**PROBLEM DESCRIPTION:**
Beneath this task is a listing. State how many of its lines include the string "Fertilización", giving nothing but the number.

* START *

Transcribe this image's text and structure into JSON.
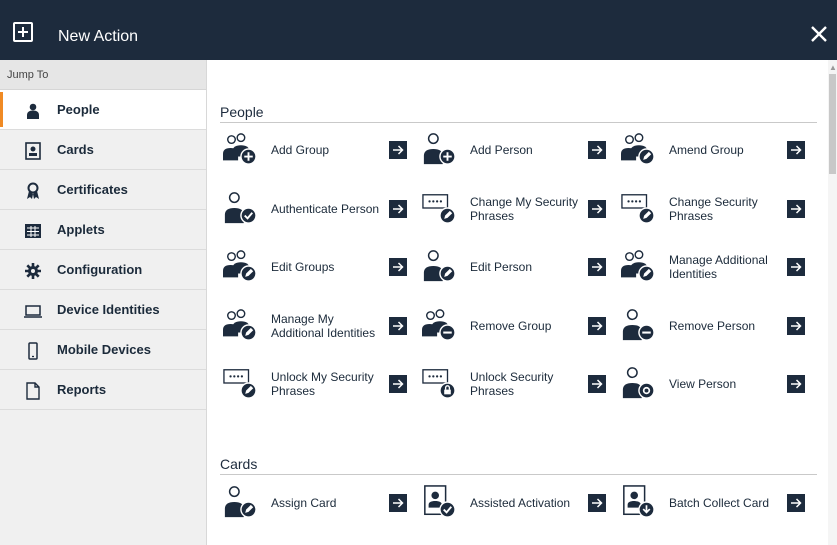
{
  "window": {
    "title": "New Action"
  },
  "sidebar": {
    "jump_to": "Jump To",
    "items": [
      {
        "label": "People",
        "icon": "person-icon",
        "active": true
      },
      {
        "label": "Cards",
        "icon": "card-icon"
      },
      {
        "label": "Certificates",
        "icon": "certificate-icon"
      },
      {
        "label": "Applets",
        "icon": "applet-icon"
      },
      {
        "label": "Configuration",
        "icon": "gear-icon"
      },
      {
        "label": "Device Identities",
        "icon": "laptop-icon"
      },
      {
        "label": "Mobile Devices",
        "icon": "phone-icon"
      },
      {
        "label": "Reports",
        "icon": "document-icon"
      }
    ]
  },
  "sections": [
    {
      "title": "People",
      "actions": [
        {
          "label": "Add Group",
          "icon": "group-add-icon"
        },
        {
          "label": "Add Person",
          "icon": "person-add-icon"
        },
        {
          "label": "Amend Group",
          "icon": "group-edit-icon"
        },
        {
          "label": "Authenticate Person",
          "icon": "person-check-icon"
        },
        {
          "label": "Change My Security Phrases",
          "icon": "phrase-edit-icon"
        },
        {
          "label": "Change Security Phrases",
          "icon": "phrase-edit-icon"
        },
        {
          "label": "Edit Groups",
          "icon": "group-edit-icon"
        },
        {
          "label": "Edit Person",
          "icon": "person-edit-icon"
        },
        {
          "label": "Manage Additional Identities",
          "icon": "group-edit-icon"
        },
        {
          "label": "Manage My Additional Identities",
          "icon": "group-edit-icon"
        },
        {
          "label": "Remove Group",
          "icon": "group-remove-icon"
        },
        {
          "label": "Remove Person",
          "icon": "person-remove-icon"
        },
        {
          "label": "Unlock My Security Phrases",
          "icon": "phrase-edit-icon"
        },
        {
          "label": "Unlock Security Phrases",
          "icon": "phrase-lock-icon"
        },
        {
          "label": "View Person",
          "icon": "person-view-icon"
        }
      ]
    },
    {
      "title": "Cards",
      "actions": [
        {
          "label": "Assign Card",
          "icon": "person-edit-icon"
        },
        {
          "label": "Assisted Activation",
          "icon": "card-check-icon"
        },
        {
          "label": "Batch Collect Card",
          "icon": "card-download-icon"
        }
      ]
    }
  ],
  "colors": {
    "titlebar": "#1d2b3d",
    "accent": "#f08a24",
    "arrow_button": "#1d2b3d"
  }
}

* END *
* START *

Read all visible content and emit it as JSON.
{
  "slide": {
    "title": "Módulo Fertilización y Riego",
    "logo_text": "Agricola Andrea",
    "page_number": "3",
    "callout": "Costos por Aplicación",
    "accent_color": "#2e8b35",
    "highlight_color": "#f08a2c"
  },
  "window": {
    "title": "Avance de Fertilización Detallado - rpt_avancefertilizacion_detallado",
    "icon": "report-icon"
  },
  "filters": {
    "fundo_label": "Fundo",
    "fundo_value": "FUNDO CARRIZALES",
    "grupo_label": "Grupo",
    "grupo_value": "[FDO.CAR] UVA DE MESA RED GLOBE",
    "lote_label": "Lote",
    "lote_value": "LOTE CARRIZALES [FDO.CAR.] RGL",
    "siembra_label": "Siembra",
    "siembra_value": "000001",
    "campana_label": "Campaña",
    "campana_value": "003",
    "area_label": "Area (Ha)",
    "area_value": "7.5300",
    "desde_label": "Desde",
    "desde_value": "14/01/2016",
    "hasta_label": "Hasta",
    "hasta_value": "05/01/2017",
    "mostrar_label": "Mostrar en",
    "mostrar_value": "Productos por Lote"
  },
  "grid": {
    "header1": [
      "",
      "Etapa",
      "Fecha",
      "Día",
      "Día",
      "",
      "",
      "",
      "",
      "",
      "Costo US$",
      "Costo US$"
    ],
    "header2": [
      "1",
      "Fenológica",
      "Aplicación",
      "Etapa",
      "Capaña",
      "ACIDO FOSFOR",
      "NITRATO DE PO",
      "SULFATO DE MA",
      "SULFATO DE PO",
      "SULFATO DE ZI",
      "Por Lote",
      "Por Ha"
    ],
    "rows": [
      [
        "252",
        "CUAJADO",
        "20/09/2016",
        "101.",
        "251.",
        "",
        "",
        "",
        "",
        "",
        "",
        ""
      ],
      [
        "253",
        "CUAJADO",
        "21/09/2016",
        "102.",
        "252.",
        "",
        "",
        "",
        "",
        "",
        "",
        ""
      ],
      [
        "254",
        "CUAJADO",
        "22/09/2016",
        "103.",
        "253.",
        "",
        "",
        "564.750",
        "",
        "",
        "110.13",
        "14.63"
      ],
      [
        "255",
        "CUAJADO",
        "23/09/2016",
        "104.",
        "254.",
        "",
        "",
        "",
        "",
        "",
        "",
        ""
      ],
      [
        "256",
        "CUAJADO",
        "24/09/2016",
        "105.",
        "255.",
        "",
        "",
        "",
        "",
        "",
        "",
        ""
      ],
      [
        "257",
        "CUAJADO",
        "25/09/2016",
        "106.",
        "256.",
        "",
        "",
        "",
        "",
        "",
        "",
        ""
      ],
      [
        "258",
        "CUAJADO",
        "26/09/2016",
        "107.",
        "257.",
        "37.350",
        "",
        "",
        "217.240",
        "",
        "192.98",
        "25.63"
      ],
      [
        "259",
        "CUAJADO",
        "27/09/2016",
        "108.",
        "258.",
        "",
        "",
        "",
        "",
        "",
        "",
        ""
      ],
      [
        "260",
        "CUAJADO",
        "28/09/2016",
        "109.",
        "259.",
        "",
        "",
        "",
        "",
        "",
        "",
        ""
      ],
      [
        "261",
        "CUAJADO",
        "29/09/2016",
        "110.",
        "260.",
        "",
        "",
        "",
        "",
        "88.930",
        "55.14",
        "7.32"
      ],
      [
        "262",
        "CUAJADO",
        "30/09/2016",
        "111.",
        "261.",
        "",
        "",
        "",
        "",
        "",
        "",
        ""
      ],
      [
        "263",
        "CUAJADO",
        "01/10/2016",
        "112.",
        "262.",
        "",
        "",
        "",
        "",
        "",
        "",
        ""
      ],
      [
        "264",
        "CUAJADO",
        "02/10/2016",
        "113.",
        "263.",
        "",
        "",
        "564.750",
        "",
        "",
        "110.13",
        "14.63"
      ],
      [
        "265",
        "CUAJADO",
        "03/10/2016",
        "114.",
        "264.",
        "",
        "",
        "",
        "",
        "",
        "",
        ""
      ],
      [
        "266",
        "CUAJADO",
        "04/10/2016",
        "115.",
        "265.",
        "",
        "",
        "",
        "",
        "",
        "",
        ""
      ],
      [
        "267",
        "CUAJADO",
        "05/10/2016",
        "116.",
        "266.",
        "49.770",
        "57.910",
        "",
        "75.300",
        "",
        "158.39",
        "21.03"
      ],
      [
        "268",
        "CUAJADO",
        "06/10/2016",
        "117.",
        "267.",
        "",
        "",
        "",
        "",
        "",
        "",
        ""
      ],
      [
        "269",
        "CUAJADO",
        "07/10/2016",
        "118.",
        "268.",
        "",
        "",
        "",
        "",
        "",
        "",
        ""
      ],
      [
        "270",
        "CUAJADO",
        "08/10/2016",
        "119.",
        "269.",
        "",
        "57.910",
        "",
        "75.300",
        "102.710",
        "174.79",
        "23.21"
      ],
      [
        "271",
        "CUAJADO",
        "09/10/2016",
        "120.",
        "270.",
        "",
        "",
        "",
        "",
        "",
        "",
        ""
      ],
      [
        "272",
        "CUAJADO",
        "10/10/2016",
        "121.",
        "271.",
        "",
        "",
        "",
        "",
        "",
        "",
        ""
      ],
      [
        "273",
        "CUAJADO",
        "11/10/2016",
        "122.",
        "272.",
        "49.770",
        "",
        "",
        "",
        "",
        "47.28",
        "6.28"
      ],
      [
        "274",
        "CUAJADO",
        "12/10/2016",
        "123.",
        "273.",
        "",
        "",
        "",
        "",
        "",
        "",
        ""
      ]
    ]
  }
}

* END *

**ANSWER TO THIS EXERCISE:**
2